THE TASK:
Rewrite the data from its first line through the line containing "remove-photo-icon[interactable]: ✕ [571, 108, 583, 120]", with "numbers-key" changed to "digits-key" and nothing else altered.

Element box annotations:
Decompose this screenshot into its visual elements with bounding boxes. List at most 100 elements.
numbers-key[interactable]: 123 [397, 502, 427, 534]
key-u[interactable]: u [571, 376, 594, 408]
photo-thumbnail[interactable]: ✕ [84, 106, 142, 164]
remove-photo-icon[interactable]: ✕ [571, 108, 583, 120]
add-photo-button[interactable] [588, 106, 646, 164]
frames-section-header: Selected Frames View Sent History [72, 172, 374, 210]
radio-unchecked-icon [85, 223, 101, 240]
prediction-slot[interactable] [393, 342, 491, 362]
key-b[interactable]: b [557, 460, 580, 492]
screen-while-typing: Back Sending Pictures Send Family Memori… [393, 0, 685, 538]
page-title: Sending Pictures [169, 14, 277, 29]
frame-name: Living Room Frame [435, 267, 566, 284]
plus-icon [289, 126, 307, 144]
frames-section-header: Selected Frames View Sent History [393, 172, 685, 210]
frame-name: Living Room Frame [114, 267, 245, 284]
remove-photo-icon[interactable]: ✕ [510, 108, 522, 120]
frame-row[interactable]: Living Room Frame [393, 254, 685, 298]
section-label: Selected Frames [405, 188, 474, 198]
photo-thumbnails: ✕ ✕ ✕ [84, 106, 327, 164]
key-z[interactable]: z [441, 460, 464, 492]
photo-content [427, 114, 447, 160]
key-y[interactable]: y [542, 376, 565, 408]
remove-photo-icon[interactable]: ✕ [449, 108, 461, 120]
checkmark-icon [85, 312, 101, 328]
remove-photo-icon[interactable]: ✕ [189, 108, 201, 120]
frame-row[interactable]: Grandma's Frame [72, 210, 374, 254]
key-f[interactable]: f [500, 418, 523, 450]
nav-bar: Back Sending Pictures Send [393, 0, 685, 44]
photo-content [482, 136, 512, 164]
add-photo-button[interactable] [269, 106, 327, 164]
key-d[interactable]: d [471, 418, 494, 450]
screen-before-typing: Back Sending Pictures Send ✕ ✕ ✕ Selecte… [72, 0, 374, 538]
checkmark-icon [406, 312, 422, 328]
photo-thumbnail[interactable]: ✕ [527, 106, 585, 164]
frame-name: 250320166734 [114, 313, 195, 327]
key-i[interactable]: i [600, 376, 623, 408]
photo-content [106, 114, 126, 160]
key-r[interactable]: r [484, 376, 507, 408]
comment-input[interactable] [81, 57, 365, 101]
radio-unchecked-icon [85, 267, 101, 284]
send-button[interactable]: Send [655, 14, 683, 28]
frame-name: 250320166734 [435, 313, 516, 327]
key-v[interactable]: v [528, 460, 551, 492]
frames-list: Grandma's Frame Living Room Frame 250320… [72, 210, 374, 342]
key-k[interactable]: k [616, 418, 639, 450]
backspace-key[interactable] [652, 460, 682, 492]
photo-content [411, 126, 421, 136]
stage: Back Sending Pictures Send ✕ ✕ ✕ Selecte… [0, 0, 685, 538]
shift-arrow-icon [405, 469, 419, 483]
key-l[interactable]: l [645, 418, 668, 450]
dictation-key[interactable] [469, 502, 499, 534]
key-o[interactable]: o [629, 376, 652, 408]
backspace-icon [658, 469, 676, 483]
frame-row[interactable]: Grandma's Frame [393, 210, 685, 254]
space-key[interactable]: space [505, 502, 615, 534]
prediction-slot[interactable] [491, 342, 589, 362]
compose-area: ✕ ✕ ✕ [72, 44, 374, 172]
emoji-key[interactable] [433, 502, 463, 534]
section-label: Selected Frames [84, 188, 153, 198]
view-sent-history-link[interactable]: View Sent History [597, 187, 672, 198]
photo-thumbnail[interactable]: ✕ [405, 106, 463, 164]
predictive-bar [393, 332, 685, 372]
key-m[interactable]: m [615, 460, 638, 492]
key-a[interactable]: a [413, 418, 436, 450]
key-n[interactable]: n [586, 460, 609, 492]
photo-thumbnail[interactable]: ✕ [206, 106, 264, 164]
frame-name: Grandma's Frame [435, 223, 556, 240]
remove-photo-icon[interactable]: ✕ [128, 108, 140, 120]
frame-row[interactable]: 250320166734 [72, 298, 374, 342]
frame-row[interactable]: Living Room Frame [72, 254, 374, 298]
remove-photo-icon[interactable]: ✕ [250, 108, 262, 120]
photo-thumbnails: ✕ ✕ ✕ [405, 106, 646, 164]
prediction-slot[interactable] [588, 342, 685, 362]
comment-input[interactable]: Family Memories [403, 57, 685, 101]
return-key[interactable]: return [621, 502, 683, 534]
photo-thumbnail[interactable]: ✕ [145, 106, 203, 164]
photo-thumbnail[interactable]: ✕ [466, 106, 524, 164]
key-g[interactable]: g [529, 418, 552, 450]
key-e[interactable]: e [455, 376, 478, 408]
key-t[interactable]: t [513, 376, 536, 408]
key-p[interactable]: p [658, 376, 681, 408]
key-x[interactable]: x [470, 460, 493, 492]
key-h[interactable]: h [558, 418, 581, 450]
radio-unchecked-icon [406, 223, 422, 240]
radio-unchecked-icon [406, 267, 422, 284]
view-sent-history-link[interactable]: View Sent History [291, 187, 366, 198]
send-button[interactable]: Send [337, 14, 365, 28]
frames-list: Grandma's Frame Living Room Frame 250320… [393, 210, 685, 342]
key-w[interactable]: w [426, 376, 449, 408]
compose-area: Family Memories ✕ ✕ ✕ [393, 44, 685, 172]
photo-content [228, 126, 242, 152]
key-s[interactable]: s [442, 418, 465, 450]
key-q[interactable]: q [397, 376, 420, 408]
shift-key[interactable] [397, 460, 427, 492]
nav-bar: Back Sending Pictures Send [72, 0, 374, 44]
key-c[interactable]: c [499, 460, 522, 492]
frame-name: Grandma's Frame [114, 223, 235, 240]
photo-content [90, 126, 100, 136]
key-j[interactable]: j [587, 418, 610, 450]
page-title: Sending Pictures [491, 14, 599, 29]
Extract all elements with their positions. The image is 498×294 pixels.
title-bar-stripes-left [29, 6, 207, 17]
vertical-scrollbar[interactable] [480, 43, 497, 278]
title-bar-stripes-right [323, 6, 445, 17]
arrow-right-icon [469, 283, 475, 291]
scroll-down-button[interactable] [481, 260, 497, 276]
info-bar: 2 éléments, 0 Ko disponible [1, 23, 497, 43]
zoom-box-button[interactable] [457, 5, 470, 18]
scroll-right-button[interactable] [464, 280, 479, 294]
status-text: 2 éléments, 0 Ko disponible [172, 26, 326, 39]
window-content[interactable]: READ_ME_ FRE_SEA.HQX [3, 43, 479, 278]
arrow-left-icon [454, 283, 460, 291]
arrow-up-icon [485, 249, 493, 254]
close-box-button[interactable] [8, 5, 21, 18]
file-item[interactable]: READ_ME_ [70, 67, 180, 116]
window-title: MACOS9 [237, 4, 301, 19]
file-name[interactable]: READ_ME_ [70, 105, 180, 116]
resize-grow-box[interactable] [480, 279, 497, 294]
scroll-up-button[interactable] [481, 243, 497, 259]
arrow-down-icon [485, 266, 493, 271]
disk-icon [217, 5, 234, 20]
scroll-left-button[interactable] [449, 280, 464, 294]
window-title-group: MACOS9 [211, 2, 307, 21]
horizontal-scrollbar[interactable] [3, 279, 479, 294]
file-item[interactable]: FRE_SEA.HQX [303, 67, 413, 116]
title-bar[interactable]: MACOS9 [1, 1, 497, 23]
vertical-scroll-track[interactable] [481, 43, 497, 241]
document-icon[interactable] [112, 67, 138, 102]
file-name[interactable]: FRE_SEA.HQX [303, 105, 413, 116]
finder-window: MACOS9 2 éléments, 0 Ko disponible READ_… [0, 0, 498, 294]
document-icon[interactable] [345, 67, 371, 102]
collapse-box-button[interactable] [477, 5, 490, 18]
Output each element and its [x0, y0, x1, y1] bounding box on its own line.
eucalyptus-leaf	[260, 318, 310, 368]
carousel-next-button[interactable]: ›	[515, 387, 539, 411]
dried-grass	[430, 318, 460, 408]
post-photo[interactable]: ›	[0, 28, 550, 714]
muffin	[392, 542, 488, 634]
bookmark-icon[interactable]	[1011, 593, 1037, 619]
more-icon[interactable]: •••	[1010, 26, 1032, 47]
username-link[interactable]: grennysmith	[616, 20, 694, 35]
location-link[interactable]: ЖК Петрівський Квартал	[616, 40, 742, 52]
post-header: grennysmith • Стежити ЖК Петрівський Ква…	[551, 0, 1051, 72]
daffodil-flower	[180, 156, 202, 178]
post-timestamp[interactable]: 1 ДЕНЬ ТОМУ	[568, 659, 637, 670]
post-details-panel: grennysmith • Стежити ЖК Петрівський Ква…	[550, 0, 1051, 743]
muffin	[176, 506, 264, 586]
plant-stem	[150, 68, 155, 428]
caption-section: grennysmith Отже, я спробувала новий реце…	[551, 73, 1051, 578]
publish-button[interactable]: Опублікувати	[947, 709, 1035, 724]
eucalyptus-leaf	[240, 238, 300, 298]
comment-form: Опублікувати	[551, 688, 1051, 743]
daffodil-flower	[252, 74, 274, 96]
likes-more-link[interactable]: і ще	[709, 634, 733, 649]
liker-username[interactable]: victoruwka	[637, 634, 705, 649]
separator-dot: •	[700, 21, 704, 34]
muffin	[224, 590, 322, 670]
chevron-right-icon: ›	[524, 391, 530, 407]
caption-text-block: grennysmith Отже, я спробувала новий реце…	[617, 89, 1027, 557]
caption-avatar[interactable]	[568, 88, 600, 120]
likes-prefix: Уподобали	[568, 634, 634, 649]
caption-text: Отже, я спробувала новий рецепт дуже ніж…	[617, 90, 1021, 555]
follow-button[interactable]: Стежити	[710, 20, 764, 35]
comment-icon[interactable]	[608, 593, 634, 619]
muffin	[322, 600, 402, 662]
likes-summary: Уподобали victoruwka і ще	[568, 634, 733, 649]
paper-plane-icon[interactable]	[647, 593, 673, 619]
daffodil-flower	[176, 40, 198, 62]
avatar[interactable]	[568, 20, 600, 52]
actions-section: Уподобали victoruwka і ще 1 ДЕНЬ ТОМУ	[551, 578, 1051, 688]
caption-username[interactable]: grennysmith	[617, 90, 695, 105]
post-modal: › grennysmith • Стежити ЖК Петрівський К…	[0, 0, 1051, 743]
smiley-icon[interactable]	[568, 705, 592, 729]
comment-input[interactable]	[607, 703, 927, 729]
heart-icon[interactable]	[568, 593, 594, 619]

SOLUTION:
Decompose this screenshot into its visual elements with bounding boxes. List at most 100 elements.
digits-key[interactable]: 123 [397, 502, 427, 534]
key-u[interactable]: u [571, 376, 594, 408]
photo-thumbnail[interactable]: ✕ [84, 106, 142, 164]
remove-photo-icon[interactable]: ✕ [571, 108, 583, 120]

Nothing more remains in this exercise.